##### SOURCE RECORDS #####

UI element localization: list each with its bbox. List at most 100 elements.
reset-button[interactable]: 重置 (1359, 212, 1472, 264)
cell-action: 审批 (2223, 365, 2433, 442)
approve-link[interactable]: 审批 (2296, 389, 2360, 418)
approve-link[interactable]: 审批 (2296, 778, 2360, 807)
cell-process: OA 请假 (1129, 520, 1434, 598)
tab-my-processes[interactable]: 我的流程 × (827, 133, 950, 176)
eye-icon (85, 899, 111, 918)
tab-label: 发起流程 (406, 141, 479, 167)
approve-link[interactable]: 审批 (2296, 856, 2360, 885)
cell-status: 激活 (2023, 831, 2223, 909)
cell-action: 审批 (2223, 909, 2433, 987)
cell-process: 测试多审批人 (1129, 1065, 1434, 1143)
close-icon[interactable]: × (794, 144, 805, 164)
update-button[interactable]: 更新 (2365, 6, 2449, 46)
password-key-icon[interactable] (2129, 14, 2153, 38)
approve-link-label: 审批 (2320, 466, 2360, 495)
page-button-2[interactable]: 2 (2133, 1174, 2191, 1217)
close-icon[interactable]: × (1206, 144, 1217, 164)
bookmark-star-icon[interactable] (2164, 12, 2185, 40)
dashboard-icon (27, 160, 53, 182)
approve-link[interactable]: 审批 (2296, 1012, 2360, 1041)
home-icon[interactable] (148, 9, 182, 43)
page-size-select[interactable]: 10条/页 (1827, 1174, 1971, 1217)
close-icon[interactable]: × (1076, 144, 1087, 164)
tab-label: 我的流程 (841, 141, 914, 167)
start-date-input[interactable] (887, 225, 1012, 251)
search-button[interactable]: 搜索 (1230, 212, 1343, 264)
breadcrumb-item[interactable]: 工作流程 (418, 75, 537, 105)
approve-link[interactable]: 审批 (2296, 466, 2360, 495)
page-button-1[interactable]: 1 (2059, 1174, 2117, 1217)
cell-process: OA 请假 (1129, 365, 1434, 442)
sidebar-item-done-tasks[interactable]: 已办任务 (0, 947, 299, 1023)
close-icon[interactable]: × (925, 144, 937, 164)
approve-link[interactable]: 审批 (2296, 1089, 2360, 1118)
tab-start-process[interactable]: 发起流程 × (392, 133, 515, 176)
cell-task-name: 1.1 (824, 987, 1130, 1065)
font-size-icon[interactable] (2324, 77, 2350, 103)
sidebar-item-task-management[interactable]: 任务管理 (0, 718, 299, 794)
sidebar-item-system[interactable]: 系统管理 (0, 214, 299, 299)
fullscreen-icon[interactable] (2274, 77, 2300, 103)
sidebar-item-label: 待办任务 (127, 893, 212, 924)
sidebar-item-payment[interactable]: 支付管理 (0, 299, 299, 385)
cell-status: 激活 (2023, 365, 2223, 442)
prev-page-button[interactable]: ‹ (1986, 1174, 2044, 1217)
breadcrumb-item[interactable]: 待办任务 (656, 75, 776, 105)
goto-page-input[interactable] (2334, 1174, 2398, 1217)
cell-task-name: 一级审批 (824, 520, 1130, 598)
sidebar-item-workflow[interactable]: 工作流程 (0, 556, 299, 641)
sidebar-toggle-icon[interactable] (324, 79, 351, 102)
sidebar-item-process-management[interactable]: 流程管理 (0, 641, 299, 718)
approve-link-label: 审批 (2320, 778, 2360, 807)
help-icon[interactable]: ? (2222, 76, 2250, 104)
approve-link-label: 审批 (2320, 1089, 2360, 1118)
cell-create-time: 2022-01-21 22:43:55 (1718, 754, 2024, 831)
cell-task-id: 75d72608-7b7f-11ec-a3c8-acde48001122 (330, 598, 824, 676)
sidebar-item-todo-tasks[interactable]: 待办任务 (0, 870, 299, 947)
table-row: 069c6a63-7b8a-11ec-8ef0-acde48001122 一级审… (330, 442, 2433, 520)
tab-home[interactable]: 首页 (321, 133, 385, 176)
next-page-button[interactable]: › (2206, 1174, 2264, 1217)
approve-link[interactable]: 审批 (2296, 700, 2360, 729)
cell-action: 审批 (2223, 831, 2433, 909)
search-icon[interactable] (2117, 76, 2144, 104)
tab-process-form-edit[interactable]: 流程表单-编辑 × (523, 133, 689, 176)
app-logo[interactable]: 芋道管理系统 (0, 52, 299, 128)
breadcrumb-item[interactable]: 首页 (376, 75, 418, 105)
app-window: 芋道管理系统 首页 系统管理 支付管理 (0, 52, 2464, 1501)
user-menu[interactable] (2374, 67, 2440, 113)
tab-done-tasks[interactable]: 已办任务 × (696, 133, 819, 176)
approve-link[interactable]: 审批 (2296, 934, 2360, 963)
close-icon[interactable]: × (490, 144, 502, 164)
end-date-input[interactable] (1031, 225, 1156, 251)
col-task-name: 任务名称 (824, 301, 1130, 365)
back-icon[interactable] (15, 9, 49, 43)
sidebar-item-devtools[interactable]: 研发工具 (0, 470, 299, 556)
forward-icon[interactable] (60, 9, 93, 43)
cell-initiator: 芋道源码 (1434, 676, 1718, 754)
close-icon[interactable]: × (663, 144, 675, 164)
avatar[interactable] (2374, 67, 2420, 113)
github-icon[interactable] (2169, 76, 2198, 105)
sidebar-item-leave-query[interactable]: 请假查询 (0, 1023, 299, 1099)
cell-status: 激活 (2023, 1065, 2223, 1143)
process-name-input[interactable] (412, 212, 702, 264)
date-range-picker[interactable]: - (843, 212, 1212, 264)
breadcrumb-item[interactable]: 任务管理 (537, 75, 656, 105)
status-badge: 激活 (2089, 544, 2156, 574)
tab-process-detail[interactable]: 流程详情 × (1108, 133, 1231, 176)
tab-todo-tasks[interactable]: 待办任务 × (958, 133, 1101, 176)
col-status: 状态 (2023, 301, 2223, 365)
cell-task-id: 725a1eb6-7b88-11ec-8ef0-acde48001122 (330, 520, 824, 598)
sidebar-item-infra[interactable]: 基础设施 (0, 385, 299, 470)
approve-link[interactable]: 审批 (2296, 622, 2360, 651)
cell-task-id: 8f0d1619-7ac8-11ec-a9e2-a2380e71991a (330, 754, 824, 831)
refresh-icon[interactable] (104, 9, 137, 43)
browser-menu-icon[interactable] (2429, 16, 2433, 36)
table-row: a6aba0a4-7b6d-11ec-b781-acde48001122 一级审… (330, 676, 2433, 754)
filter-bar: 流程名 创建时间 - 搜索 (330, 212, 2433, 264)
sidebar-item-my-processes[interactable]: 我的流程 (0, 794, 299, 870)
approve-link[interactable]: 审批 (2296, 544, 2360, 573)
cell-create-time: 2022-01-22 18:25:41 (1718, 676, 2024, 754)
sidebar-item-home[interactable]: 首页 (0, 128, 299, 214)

#####

WORK TO DO: Can you rewrite every line of the entries above as a Markdown table with the columns Row and Line, numbering the rows in order and leaving out any blank lines?

RESPONSE BELOW:
| Row | Line |
|---|---|
| 1 | UI element localization: list each with its bbox. List at most 100 elements. |
| 2 | reset-button[interactable]: 重置 (1359, 212, 1472, 264) |
| 3 | cell-action: 审批 (2223, 365, 2433, 442) |
| 4 | approve-link[interactable]: 审批 (2296, 389, 2360, 418) |
| 5 | approve-link[interactable]: 审批 (2296, 778, 2360, 807) |
| 6 | cell-process: OA 请假 (1129, 520, 1434, 598) |
| 7 | tab-my-processes[interactable]: 我的流程 × (827, 133, 950, 176) |
| 8 | eye-icon (85, 899, 111, 918) |
| 9 | tab-label: 发起流程 (406, 141, 479, 167) |
| 10 | approve-link[interactable]: 审批 (2296, 856, 2360, 885) |
| 11 | cell-status: 激活 (2023, 831, 2223, 909) |
| 12 | cell-action: 审批 (2223, 909, 2433, 987) |
| 13 | cell-process: 测试多审批人 (1129, 1065, 1434, 1143) |
| 14 | close-icon[interactable]: × (794, 144, 805, 164) |
| 15 | update-button[interactable]: 更新 (2365, 6, 2449, 46) |
| 16 | password-key-icon[interactable] (2129, 14, 2153, 38) |
| 17 | approve-link-label: 审批 (2320, 466, 2360, 495) |
| 18 | page-button-2[interactable]: 2 (2133, 1174, 2191, 1217) |
| 19 | close-icon[interactable]: × (1206, 144, 1217, 164) |
| 20 | bookmark-star-icon[interactable] (2164, 12, 2185, 40) |
| 21 | dashboard-icon (27, 160, 53, 182) |
| 22 | approve-link[interactable]: 审批 (2296, 1012, 2360, 1041) |
| 23 | home-icon[interactable] (148, 9, 182, 43) |
| 24 | page-size-select[interactable]: 10条/页 (1827, 1174, 1971, 1217) |
| 25 | close-icon[interactable]: × (1076, 144, 1087, 164) |
| 26 | tab-label: 我的流程 (841, 141, 914, 167) |
| 27 | start-date-input[interactable] (887, 225, 1012, 251) |
| 28 | search-button[interactable]: 搜索 (1230, 212, 1343, 264) |
| 29 | breadcrumb-item[interactable]: 工作流程 (418, 75, 537, 105) |
| 30 | approve-link[interactable]: 审批 (2296, 466, 2360, 495) |
| 31 | page-button-1[interactable]: 1 (2059, 1174, 2117, 1217) |
| 32 | cell-process: OA 请假 (1129, 365, 1434, 442) |
| 33 | sidebar-item-done-tasks[interactable]: 已办任务 (0, 947, 299, 1023) |
| 34 | close-icon[interactable]: × (925, 144, 937, 164) |
| 35 | approve-link[interactable]: 审批 (2296, 1089, 2360, 1118) |
| 36 | tab-start-process[interactable]: 发起流程 × (392, 133, 515, 176) |
| 37 | cell-task-name: 1.1 (824, 987, 1130, 1065) |
| 38 | font-size-icon[interactable] (2324, 77, 2350, 103) |
| 39 | sidebar-item-task-management[interactable]: 任务管理 (0, 718, 299, 794) |
| 40 | sidebar-item-system[interactable]: 系统管理 (0, 214, 299, 299) |
| 41 | fullscreen-icon[interactable] (2274, 77, 2300, 103) |
| 42 | sidebar-item-label: 待办任务 (127, 893, 212, 924) |
| 43 | sidebar-item-payment[interactable]: 支付管理 (0, 299, 299, 385) |
| 44 | cell-status: 激活 (2023, 365, 2223, 442) |
| 45 | prev-page-button[interactable]: ‹ (1986, 1174, 2044, 1217) |
| 46 | breadcrumb-item[interactable]: 待办任务 (656, 75, 776, 105) |
| 47 | goto-page-input[interactable] (2334, 1174, 2398, 1217) |
| 48 | cell-task-name: 一级审批 (824, 520, 1130, 598) |
| 49 | sidebar-item-workflow[interactable]: 工作流程 (0, 556, 299, 641) |
| 50 | sidebar-toggle-icon[interactable] (324, 79, 351, 102) |
| 51 | sidebar-item-process-management[interactable]: 流程管理 (0, 641, 299, 718) |
| 52 | approve-link-label: 审批 (2320, 778, 2360, 807) |
| 53 | help-icon[interactable]: ? (2222, 76, 2250, 104) |
| 54 | approve-link-label: 审批 (2320, 1089, 2360, 1118) |
| 55 | cell-create-time: 2022-01-21 22:43:55 (1718, 754, 2024, 831) |
| 56 | cell-task-id: 75d72608-7b7f-11ec-a3c8-acde48001122 (330, 598, 824, 676) |
| 57 | sidebar-item-todo-tasks[interactable]: 待办任务 (0, 870, 299, 947) |
| 58 | table-row: 069c6a63-7b8a-11ec-8ef0-acde48001122 一级审… (330, 442, 2433, 520) |
| 59 | tab-home[interactable]: 首页 (321, 133, 385, 176) |
| 60 | next-page-button[interactable]: › (2206, 1174, 2264, 1217) |
| 61 | approve-link[interactable]: 审批 (2296, 700, 2360, 729) |
| 62 | cell-action: 审批 (2223, 831, 2433, 909) |
| 63 | search-icon[interactable] (2117, 76, 2144, 104) |
| 64 | tab-process-form-edit[interactable]: 流程表单-编辑 × (523, 133, 689, 176) |
| 65 | app-logo[interactable]: 芋道管理系统 (0, 52, 299, 128) |
| 66 | breadcrumb-item[interactable]: 首页 (376, 75, 418, 105) |
| 67 | app-window: 芋道管理系统 首页 系统管理 支付管理 (0, 52, 2464, 1501) |
| 68 | user-menu[interactable] (2374, 67, 2440, 113) |
| 69 | tab-done-tasks[interactable]: 已办任务 × (696, 133, 819, 176) |
| 70 | approve-link[interactable]: 审批 (2296, 934, 2360, 963) |
| 71 | close-icon[interactable]: × (490, 144, 502, 164) |
| 72 | end-date-input[interactable] (1031, 225, 1156, 251) |
| 73 | col-task-name: 任务名称 (824, 301, 1130, 365) |
| 74 | back-icon[interactable] (15, 9, 49, 43) |
| 75 | sidebar-item-devtools[interactable]: 研发工具 (0, 470, 299, 556) |
| 76 | forward-icon[interactable] (60, 9, 93, 43) |
| 77 | cell-initiator: 芋道源码 (1434, 676, 1718, 754) |
| 78 | close-icon[interactable]: × (663, 144, 675, 164) |
| 79 | avatar[interactable] (2374, 67, 2420, 113) |
| 80 | github-icon[interactable] (2169, 76, 2198, 105) |
| 81 | sidebar-item-leave-query[interactable]: 请假查询 (0, 1023, 299, 1099) |
| 82 | cell-status: 激活 (2023, 1065, 2223, 1143) |
| 83 | process-name-input[interactable] (412, 212, 702, 264) |
| 84 | date-range-picker[interactable]: - (843, 212, 1212, 264) |
| 85 | breadcrumb-item[interactable]: 任务管理 (537, 75, 656, 105) |
| 86 | status-badge: 激活 (2089, 544, 2156, 574) |
| 87 | tab-process-detail[interactable]: 流程详情 × (1108, 133, 1231, 176) |
| 88 | tab-todo-tasks[interactable]: 待办任务 × (958, 133, 1101, 176) |
| 89 | col-status: 状态 (2023, 301, 2223, 365) |
| 90 | cell-task-id: 725a1eb6-7b88-11ec-8ef0-acde48001122 (330, 520, 824, 598) |
| 91 | sidebar-item-infra[interactable]: 基础设施 (0, 385, 299, 470) |
| 92 | approve-link[interactable]: 审批 (2296, 622, 2360, 651) |
| 93 | cell-task-id: 8f0d1619-7ac8-11ec-a9e2-a2380e71991a (330, 754, 824, 831) |
| 94 | refresh-icon[interactable] (104, 9, 137, 43) |
| 95 | browser-menu-icon[interactable] (2429, 16, 2433, 36) |
| 96 | table-row: a6aba0a4-7b6d-11ec-b781-acde48001122 一级审… (330, 676, 2433, 754) |
| 97 | filter-bar: 流程名 创建时间 - 搜索 (330, 212, 2433, 264) |
| 98 | sidebar-item-my-processes[interactable]: 我的流程 (0, 794, 299, 870) |
| 99 | approve-link[interactable]: 审批 (2296, 544, 2360, 573) |
| 100 | cell-create-time: 2022-01-22 18:25:41 (1718, 676, 2024, 754) |
| 101 | sidebar-item-home[interactable]: 首页 (0, 128, 299, 214) |